**Exercise**:
Please rewrite the rows starting at the line with "leader-line bbox=[215, 138, 242, 140]" and ending at the line with "rear-caster bbox=[557, 866, 726, 1008]", replacing "battery" with "battery-pack" and keeping everything else unchanged.

**Item position entries**:
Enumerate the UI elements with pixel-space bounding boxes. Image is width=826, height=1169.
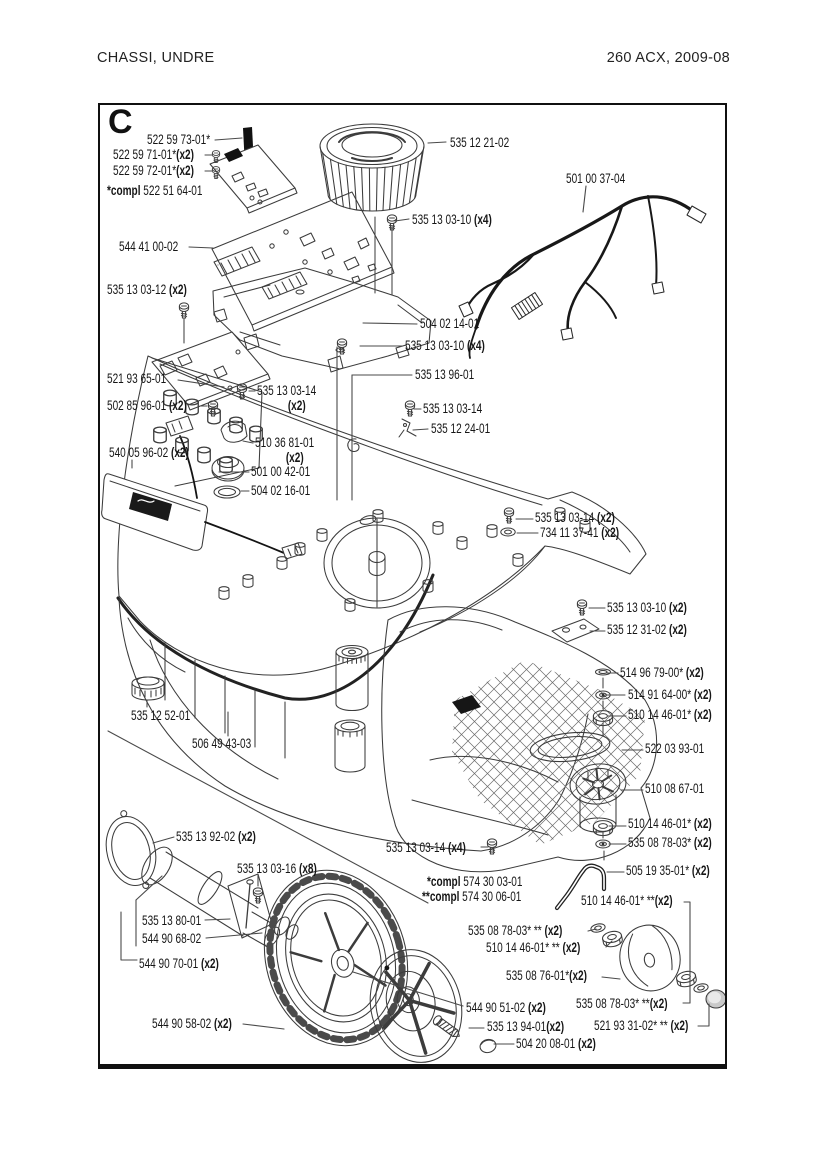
leader-line bbox=[215, 138, 242, 140]
wheel-hub bbox=[359, 940, 474, 1072]
leader-line bbox=[363, 323, 417, 324]
wire-harness bbox=[459, 196, 706, 358]
leader-line bbox=[243, 1024, 284, 1029]
deck-posts bbox=[154, 390, 590, 611]
leader-line bbox=[698, 1004, 709, 1026]
pcb-sensor bbox=[152, 332, 270, 410]
leader-line bbox=[684, 902, 690, 1003]
gasket bbox=[98, 805, 164, 895]
pcb-main bbox=[212, 192, 394, 331]
leader-line bbox=[108, 731, 428, 903]
battery bbox=[102, 416, 302, 559]
leader-line bbox=[583, 186, 586, 212]
leader-line bbox=[121, 912, 137, 960]
leader-line bbox=[153, 837, 174, 843]
leader-line bbox=[189, 247, 213, 248]
leader-line bbox=[413, 429, 428, 430]
leader-line bbox=[205, 919, 230, 920]
rubber-cap bbox=[132, 677, 164, 700]
charging-contact bbox=[212, 419, 599, 642]
exploded-diagram bbox=[0, 0, 826, 1169]
leader-line bbox=[206, 933, 262, 938]
pcb-display bbox=[210, 145, 297, 213]
rear-caster bbox=[557, 866, 726, 1008]
leader-line bbox=[602, 977, 620, 979]
leader-line bbox=[428, 142, 446, 143]
fan-drum bbox=[320, 124, 424, 211]
drive-motor bbox=[135, 842, 300, 949]
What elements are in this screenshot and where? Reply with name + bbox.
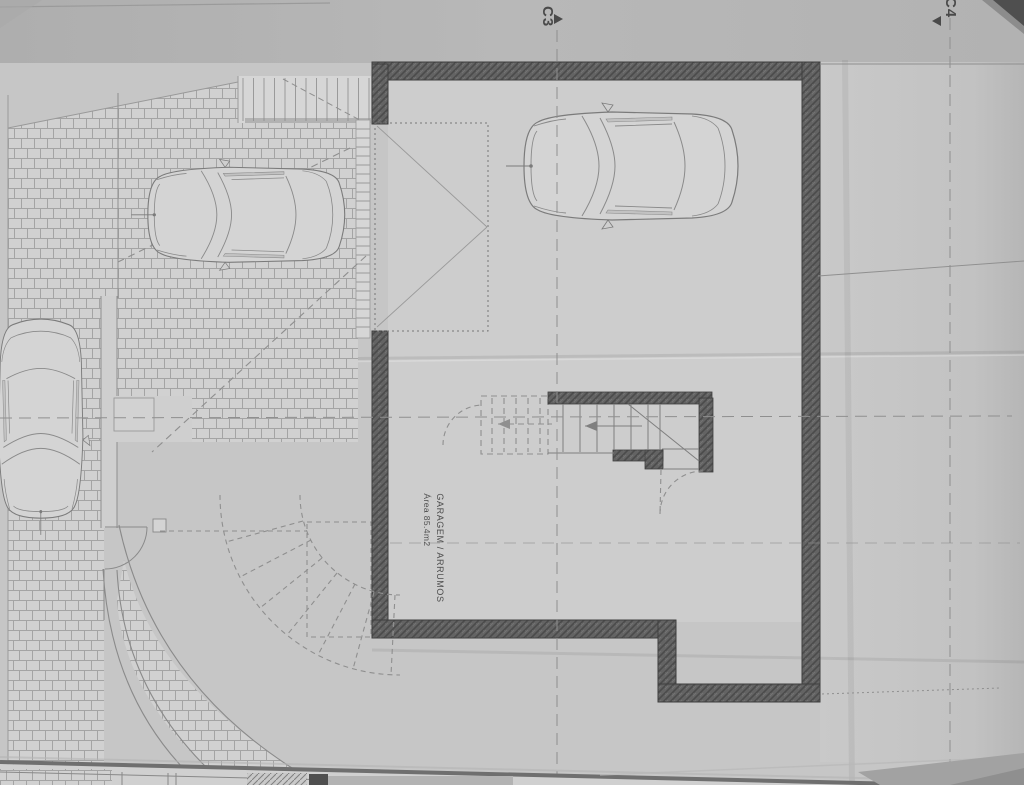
car-icon	[506, 103, 738, 229]
landing-pad	[114, 398, 154, 431]
grid-marker-c3: C3	[539, 6, 556, 27]
grid-marker-c4: C4	[942, 0, 959, 18]
post	[153, 519, 166, 532]
wall-top	[372, 62, 820, 80]
room-label: GARAGEM / ARRUMOS Área 85.4m2	[419, 493, 447, 602]
scanned-floor-plan: C3 C4 GARAGEM / ARRUMOS Área 85.4m2	[0, 0, 1024, 785]
wall-bottom-left	[372, 620, 676, 638]
lower-wall-segment	[309, 774, 328, 785]
wall-right	[802, 62, 820, 702]
entry-steps	[238, 76, 371, 125]
stair-wall-corner	[645, 450, 663, 469]
stair-wall-right	[699, 398, 713, 472]
wall-left-upper	[372, 64, 388, 124]
stair-wall-top	[548, 392, 712, 404]
room-area: Área 85.4m2	[419, 493, 433, 602]
drain-channel	[356, 120, 370, 338]
room-name: GARAGEM / ARRUMOS	[433, 493, 447, 602]
car-icon	[0, 319, 90, 535]
table-surface-band	[0, 0, 1024, 63]
car-icon	[131, 159, 344, 270]
floor-plan-drawing	[0, 0, 1024, 785]
wall-bottom-right	[658, 684, 820, 702]
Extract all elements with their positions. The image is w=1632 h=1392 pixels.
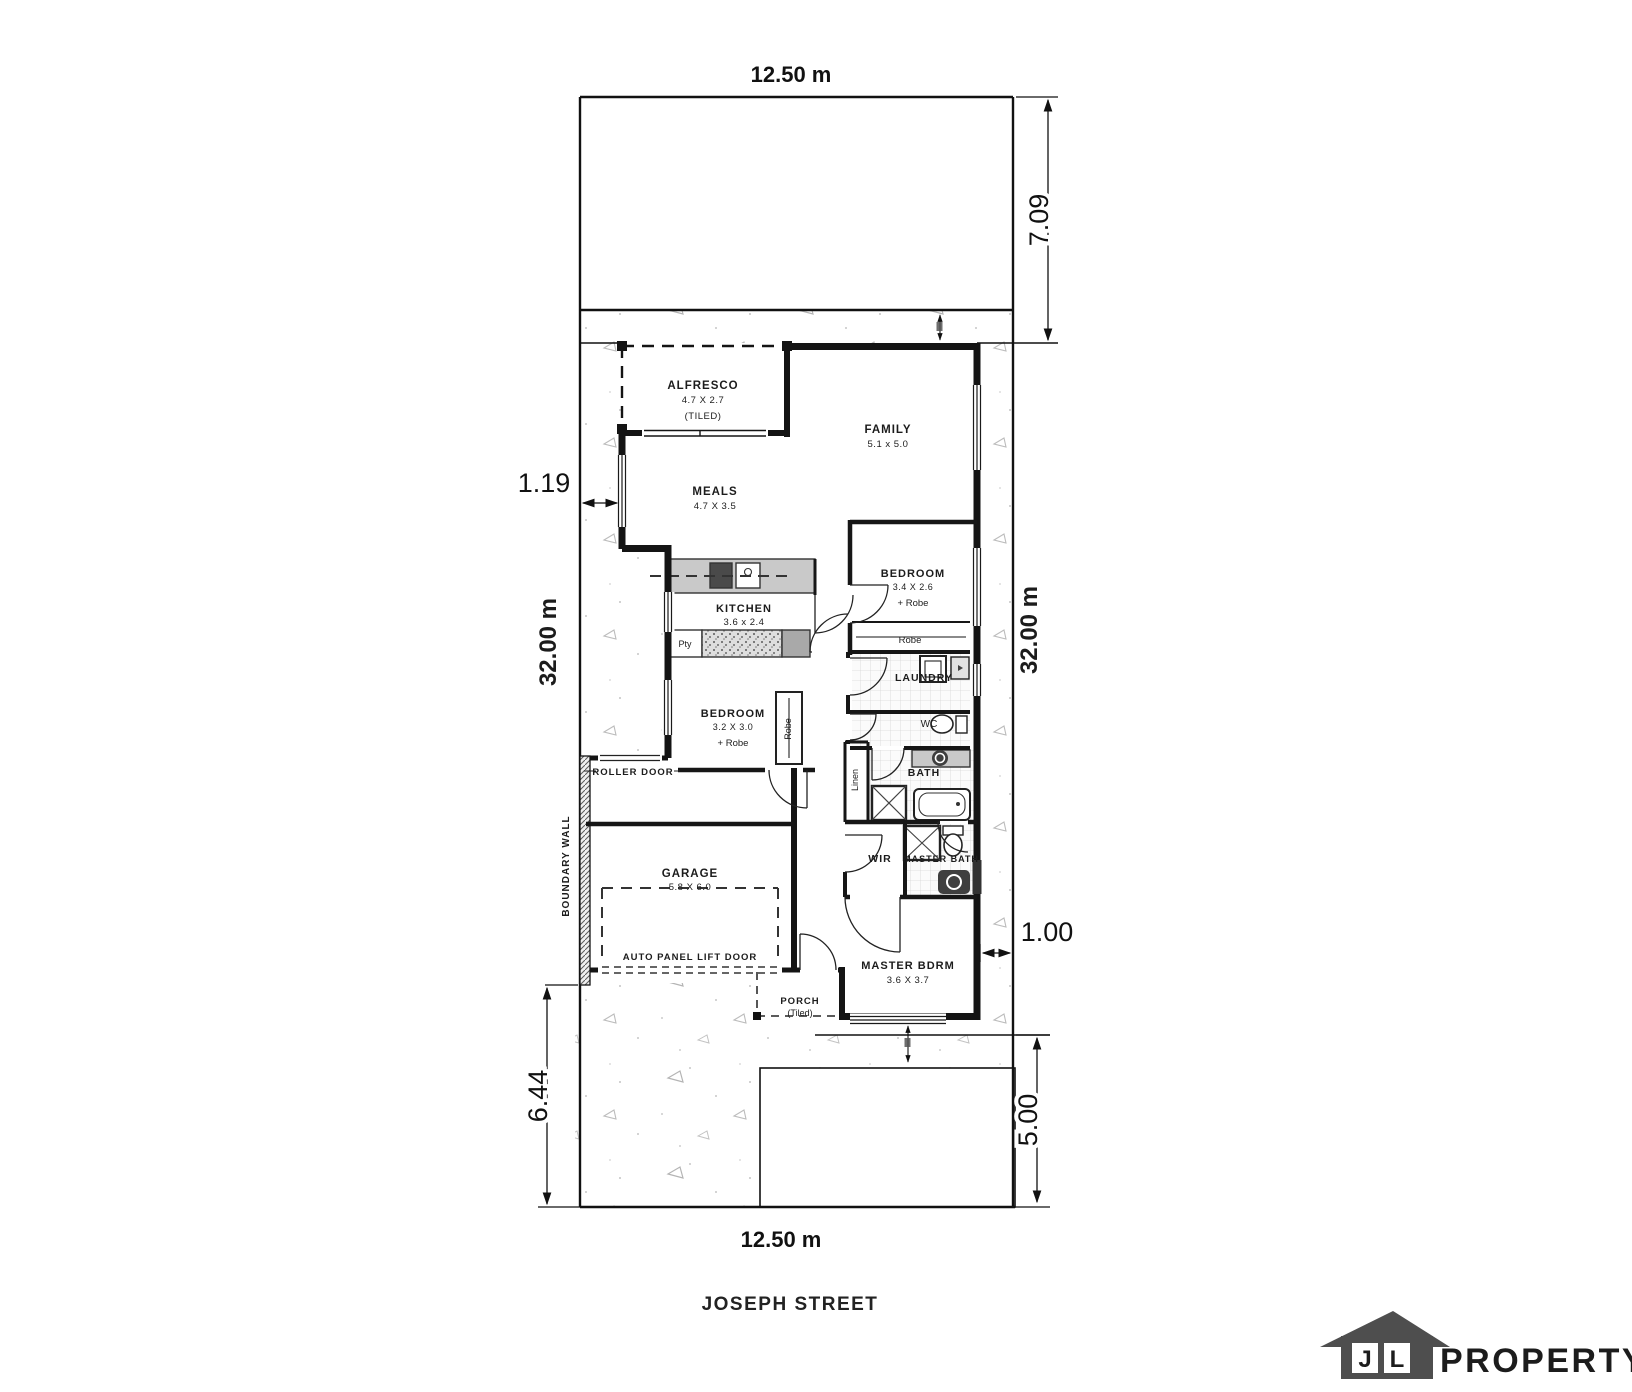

**Written solution**:
leader-line bbox=[215, 138, 242, 140]
wheel-hub bbox=[359, 940, 474, 1072]
leader-line bbox=[363, 323, 417, 324]
wire-harness bbox=[459, 196, 706, 358]
leader-line bbox=[243, 1024, 284, 1029]
deck-posts bbox=[154, 390, 590, 611]
leader-line bbox=[698, 1004, 709, 1026]
pcb-sensor bbox=[152, 332, 270, 410]
leader-line bbox=[684, 902, 690, 1003]
gasket bbox=[98, 805, 164, 895]
pcb-main bbox=[212, 192, 394, 331]
leader-line bbox=[108, 731, 428, 903]
battery-pack bbox=[102, 416, 302, 559]
leader-line bbox=[583, 186, 586, 212]
leader-line bbox=[121, 912, 137, 960]
leader-line bbox=[153, 837, 174, 843]
leader-line bbox=[189, 247, 213, 248]
leader-line bbox=[413, 429, 428, 430]
leader-line bbox=[205, 919, 230, 920]
rubber-cap bbox=[132, 677, 164, 700]
charging-contact bbox=[212, 419, 599, 642]
exploded-diagram bbox=[0, 0, 826, 1169]
leader-line bbox=[206, 933, 262, 938]
pcb-display bbox=[210, 145, 297, 213]
rear-caster bbox=[557, 866, 726, 1008]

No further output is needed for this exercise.